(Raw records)
▬▬▬▬▬▬▬▬▬▬

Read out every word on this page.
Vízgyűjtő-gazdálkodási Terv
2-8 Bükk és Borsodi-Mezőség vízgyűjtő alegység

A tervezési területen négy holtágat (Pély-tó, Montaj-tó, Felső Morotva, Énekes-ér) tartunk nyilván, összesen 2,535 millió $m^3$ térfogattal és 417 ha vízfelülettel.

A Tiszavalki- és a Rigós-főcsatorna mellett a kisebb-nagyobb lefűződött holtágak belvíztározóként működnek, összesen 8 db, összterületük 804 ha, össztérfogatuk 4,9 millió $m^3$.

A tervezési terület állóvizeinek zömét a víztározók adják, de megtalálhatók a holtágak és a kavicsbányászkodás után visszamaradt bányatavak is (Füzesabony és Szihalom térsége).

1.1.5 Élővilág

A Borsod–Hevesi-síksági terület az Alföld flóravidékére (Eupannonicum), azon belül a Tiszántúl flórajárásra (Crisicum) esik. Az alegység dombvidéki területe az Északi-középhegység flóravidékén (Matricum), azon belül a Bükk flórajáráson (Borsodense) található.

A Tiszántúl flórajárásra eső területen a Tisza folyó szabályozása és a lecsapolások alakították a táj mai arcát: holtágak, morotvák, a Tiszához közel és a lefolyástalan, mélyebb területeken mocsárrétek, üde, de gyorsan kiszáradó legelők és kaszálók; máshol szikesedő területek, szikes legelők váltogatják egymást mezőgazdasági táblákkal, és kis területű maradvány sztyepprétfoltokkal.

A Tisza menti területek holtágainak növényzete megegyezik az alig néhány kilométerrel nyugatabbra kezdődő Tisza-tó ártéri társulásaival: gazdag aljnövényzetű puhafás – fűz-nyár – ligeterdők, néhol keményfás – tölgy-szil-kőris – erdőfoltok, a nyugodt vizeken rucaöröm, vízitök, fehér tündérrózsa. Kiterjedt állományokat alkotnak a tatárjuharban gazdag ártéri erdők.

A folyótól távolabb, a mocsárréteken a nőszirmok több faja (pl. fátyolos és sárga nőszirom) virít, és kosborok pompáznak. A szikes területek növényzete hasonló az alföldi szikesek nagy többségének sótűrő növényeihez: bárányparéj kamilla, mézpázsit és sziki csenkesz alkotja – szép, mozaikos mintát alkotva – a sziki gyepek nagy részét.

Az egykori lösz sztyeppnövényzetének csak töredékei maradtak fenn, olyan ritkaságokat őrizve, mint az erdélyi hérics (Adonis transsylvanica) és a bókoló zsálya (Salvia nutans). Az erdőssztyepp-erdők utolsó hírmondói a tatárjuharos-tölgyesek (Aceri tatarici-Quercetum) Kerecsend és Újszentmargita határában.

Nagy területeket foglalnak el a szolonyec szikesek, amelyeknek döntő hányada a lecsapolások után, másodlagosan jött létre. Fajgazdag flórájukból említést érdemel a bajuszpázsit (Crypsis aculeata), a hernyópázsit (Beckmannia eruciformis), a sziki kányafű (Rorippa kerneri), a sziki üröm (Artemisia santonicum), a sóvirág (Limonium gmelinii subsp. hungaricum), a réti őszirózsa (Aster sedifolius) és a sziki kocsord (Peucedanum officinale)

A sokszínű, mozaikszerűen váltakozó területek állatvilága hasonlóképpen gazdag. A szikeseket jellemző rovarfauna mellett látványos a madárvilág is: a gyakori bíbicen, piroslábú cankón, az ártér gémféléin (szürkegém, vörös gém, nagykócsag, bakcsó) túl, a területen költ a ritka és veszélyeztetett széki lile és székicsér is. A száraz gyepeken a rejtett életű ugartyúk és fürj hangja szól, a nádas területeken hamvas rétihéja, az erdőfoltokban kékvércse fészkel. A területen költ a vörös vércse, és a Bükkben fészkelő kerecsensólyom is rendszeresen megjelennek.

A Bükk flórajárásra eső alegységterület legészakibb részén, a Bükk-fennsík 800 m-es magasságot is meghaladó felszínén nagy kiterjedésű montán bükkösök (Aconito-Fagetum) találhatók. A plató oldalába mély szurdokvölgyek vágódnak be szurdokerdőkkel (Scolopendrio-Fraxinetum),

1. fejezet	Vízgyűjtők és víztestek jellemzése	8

▬▬▬▬▬▬▬▬▬▬

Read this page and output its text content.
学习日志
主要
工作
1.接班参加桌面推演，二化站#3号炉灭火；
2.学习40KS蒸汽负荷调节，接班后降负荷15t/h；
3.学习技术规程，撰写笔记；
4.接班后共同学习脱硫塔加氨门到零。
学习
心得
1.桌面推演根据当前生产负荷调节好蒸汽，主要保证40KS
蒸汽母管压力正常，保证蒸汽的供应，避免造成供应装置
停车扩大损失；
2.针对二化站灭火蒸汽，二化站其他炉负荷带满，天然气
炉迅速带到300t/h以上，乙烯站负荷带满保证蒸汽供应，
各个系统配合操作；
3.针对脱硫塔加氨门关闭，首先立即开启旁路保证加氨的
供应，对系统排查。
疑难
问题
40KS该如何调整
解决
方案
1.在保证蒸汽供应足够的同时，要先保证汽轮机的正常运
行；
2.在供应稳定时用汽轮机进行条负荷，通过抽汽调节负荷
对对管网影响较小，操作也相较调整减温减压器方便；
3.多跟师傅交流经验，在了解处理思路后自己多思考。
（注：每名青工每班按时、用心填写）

▬▬▬▬▬▬▬▬▬▬

**Description of the task:**
From the material above, copy each line that includes the word "összesen".

**Output:**
A tervezési területen négy holtágat (Pély-tó, Montaj-tó, Felső Morotva, Énekes-ér) tartunk nyilván, összesen 2,535 millió $m^3$ térfogattal és 417 ha vízfelülettel.
A Tiszavalki- és a Rigós-főcsatorna mellett a kisebb-nagyobb lefűződött holtágak belvíztározóként működnek, összesen 8 db, összterületük 804 ha, össztérfogatuk 4,9 millió $m^3$.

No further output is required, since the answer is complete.